[Stored data entries]
* Start *

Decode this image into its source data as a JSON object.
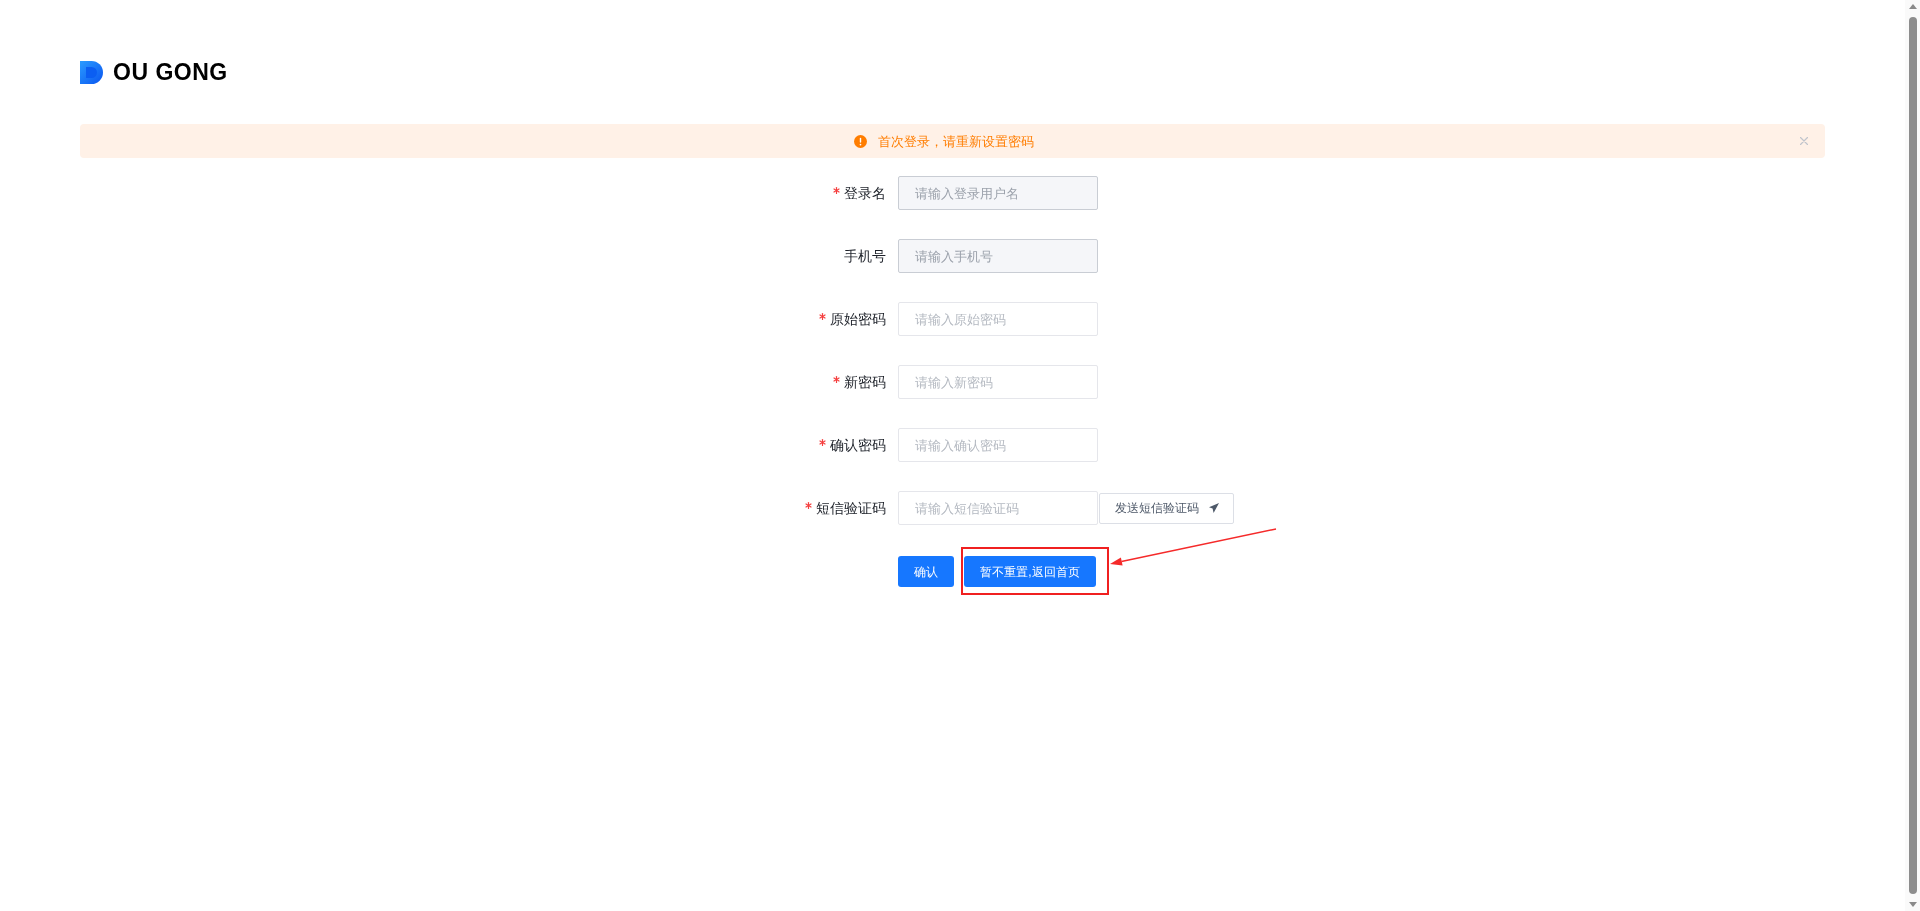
{
  "logo": {
    "text": "OU GONG"
  },
  "alert": {
    "message": "首次登录，请重新设置密码",
    "closable": true
  },
  "form": {
    "fields": [
      {
        "label": "登录名",
        "required": true,
        "disabled": true,
        "placeholder": "请输入登录用户名"
      },
      {
        "label": "手机号",
        "required": false,
        "disabled": true,
        "placeholder": "请输入手机号"
      },
      {
        "label": "原始密码",
        "required": true,
        "disabled": false,
        "placeholder": "请输入原始密码"
      },
      {
        "label": "新密码",
        "required": true,
        "disabled": false,
        "placeholder": "请输入新密码"
      },
      {
        "label": "确认密码",
        "required": true,
        "disabled": false,
        "placeholder": "请输入确认密码"
      },
      {
        "label": "短信验证码",
        "required": true,
        "disabled": false,
        "placeholder": "请输入短信验证码",
        "action": {
          "label": "发送短信验证码"
        }
      }
    ],
    "buttons": [
      {
        "label": "确认",
        "highlighted": false
      },
      {
        "label": "暂不重置,返回首页",
        "highlighted": true
      }
    ]
  }
}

* End *

__Exercise aim__. Look for the word "placeholder" in every line of the listing and copy the lines that have it.

__Answer in full__.
        "placeholder": "请输入登录用户名"
        "placeholder": "请输入手机号"
        "placeholder": "请输入原始密码"
        "placeholder": "请输入新密码"
        "placeholder": "请输入确认密码"
        "placeholder": "请输入短信验证码",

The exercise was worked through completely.